─── Data for this task ───
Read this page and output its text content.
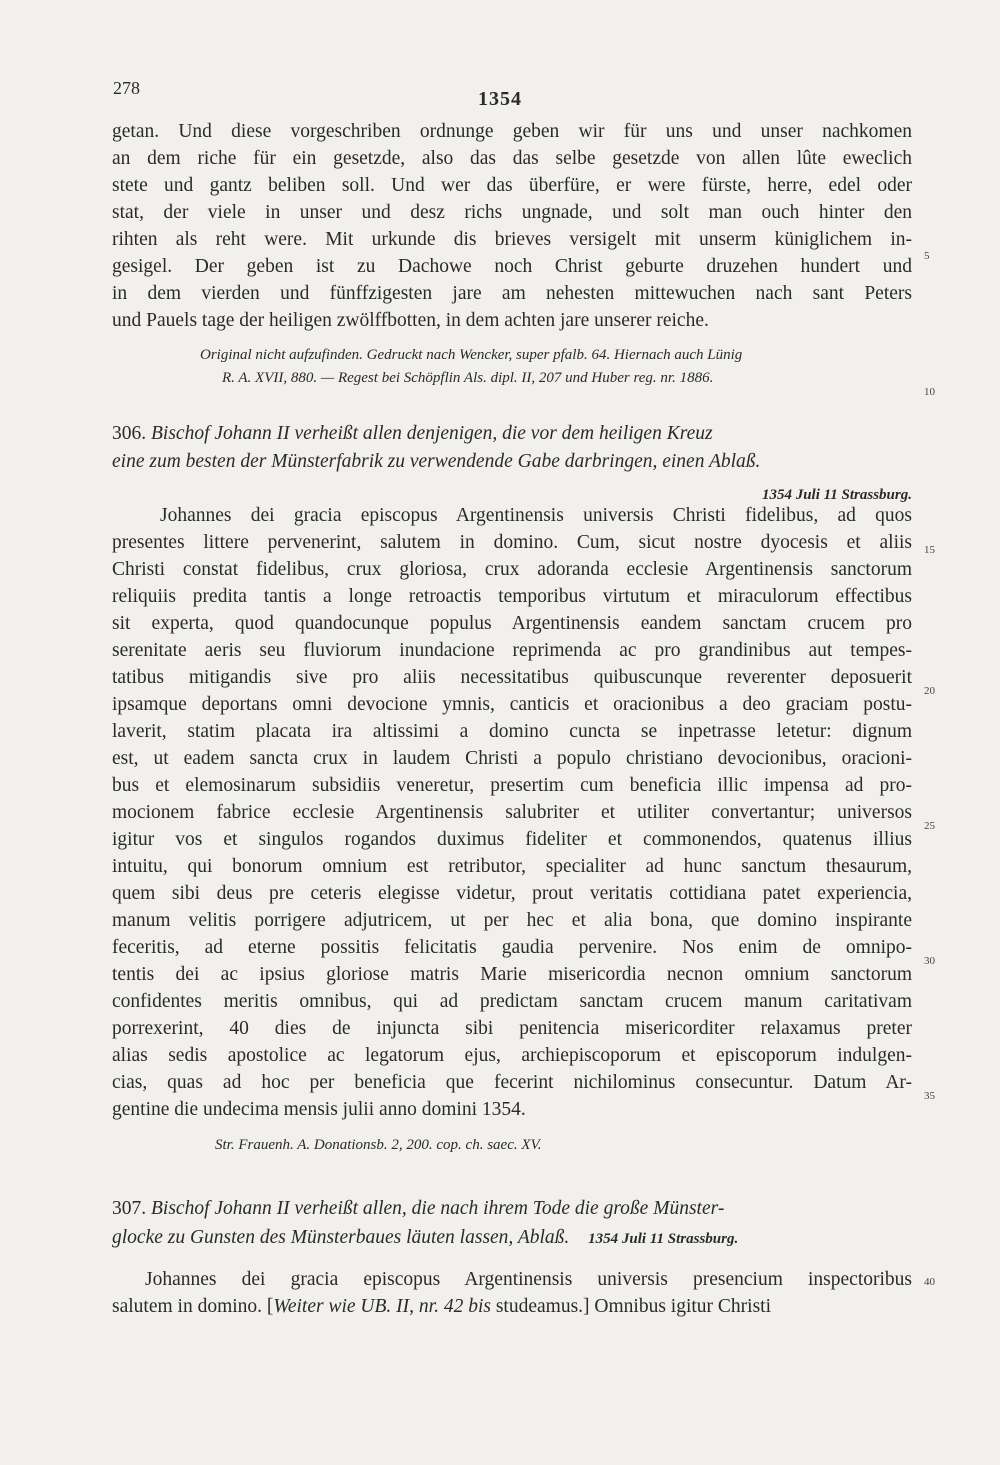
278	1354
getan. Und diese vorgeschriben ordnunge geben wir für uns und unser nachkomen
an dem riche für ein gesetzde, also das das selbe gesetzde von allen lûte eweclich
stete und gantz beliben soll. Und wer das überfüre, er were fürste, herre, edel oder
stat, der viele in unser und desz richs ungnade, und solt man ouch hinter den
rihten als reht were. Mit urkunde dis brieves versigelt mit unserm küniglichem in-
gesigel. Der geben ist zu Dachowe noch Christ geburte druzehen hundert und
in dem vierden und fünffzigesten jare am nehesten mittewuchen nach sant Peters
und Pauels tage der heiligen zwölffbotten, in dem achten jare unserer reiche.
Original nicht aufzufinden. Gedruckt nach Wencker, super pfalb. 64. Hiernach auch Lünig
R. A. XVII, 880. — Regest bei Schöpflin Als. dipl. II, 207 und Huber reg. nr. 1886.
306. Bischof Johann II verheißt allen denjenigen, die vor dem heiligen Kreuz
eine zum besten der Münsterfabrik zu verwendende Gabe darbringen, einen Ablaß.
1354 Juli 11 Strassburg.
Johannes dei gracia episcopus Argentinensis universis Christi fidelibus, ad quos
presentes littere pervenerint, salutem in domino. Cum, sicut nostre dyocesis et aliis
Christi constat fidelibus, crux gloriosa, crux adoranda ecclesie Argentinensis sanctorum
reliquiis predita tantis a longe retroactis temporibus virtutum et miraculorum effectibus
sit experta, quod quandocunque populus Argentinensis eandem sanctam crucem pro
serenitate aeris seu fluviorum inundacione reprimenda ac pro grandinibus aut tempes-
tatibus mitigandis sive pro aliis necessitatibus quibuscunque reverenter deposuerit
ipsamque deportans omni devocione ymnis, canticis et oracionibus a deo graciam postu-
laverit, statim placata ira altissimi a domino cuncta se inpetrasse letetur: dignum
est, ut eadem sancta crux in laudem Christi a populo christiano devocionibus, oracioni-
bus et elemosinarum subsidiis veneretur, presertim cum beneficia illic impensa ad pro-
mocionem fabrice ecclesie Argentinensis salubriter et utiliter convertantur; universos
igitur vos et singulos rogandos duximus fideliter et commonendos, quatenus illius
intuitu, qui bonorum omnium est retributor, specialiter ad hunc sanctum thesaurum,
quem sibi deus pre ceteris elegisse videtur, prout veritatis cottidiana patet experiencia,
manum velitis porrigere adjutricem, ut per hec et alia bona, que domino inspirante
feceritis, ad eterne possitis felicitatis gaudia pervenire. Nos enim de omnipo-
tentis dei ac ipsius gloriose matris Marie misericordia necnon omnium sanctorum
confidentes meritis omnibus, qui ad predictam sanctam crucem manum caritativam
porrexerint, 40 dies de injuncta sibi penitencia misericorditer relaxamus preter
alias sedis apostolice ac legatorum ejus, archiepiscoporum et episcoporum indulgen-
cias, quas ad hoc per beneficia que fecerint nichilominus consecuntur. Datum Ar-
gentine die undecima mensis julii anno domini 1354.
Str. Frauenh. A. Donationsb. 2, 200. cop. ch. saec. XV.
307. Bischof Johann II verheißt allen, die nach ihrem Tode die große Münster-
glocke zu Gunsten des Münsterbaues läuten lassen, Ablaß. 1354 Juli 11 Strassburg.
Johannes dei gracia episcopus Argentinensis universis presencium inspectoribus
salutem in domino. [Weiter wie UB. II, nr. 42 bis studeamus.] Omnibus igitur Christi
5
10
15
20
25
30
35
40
───
─── Data for this task ───
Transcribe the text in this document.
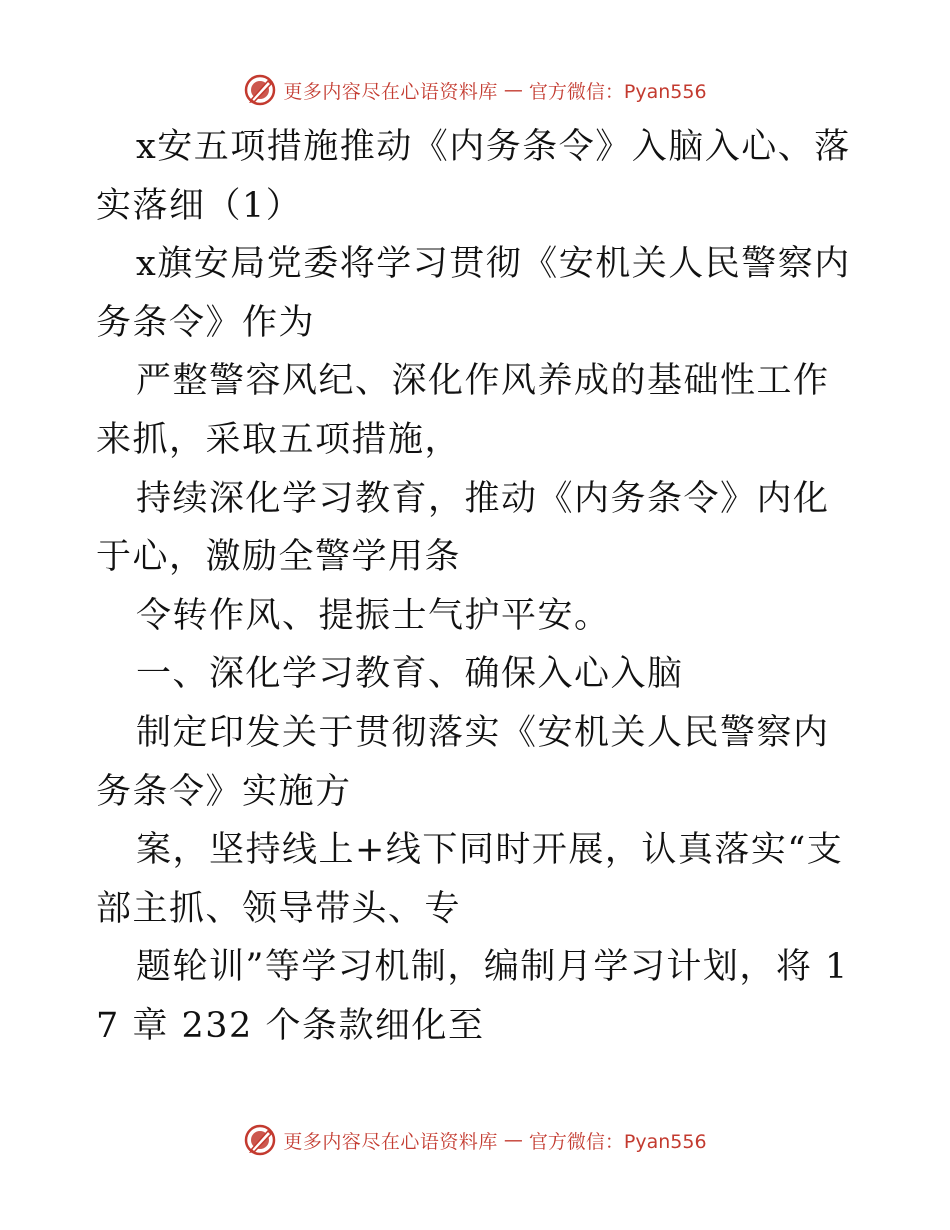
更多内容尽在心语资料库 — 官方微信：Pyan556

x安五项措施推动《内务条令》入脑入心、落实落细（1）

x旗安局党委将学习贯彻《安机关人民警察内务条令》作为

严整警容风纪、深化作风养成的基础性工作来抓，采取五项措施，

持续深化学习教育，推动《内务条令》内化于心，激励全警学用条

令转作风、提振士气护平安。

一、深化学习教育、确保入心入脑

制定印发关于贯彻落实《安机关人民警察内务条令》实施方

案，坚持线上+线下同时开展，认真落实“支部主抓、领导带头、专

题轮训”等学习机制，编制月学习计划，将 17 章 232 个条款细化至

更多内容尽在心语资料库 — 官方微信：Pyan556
───
* Exercise requirements
Gather all lines where the word "jare" appears.

* Solution below
in dem vierden und fünffzigesten jare am nehesten mittewuchen nach sant Peters
und Pauels tage der heiligen zwölffbotten, in dem achten jare unserer reiche.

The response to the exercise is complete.